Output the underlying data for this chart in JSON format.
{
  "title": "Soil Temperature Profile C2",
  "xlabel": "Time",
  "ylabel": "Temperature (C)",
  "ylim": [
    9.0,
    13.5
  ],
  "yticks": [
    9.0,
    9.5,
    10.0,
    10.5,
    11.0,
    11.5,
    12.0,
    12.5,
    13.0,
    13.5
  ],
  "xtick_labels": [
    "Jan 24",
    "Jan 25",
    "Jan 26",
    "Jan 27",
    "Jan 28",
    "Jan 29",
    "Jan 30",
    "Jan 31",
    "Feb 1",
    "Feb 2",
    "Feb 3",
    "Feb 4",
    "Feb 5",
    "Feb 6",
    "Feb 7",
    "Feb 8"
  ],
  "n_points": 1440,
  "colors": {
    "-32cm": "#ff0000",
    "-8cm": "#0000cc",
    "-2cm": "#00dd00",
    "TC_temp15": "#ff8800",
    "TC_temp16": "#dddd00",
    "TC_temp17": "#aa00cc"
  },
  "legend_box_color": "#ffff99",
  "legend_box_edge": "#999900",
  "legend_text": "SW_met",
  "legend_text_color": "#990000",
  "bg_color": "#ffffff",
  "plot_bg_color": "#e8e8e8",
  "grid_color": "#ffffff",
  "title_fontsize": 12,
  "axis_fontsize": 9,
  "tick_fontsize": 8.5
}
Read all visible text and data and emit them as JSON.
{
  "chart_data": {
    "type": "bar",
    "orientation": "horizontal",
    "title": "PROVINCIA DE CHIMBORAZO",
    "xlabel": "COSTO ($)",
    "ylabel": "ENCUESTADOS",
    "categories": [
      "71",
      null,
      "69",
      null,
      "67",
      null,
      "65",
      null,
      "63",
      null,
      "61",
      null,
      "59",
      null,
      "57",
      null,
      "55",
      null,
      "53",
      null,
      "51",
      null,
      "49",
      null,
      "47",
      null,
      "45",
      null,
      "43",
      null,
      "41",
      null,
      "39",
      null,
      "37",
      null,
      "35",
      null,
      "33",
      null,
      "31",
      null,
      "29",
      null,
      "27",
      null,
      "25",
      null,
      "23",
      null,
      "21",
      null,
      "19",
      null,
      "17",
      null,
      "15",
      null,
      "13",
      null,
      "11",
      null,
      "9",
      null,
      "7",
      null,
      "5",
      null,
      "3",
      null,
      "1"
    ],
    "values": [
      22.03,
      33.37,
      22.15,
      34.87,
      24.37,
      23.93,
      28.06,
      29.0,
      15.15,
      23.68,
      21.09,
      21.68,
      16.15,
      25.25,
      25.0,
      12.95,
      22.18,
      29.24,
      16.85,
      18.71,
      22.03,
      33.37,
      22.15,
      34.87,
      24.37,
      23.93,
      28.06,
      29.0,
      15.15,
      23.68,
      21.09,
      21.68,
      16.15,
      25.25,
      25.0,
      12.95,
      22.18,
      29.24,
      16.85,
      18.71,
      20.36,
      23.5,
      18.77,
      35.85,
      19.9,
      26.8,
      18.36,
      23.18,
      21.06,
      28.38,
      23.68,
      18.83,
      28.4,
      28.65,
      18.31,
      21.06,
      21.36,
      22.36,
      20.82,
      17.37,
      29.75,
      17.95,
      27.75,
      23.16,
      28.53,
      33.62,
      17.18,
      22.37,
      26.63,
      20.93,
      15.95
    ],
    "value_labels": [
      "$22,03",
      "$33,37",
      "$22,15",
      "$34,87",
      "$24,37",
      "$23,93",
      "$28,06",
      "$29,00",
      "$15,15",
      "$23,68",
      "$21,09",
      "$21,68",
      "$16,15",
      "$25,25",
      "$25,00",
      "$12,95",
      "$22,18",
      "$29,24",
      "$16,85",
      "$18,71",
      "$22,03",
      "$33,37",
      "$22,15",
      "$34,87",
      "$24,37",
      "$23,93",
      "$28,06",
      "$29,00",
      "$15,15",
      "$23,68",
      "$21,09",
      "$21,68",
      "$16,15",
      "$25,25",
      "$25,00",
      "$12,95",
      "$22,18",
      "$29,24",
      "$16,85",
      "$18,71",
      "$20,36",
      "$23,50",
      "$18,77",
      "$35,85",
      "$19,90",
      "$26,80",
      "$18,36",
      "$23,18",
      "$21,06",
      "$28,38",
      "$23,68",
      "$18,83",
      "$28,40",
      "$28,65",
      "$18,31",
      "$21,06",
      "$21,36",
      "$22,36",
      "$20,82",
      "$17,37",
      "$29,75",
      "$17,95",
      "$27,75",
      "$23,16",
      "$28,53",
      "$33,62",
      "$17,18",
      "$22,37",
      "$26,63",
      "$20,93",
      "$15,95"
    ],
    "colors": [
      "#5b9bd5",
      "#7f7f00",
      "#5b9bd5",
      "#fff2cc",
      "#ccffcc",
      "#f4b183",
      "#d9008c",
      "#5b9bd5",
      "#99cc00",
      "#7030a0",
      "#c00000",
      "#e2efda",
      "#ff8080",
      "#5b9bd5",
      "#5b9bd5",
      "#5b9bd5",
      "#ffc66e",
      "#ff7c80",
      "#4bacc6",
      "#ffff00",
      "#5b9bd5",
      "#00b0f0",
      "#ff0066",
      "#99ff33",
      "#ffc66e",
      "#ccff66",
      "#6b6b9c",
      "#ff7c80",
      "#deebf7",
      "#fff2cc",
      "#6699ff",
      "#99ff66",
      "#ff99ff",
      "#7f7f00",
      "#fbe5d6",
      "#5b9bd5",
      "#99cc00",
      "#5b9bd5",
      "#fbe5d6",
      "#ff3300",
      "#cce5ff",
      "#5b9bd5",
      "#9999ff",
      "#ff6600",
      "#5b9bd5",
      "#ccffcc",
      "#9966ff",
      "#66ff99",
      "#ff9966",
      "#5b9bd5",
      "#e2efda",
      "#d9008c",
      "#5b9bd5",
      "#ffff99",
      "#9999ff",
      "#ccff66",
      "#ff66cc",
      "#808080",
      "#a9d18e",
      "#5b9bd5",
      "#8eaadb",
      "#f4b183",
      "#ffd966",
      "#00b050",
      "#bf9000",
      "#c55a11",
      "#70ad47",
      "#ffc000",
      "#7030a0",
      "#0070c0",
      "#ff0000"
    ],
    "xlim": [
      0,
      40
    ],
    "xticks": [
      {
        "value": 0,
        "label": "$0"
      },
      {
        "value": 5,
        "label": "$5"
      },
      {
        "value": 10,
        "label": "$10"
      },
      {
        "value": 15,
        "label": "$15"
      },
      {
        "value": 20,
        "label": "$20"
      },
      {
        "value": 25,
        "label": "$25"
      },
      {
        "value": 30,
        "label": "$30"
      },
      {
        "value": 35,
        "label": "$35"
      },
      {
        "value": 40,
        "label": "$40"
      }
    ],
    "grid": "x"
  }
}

++++++

§ Problem details
In the lines above, find each one with "Temperature" and list it.

§ Answer to the exercise
  "title": "Soil Temperature Profile C2",
  "ylabel": "Temperature (C)",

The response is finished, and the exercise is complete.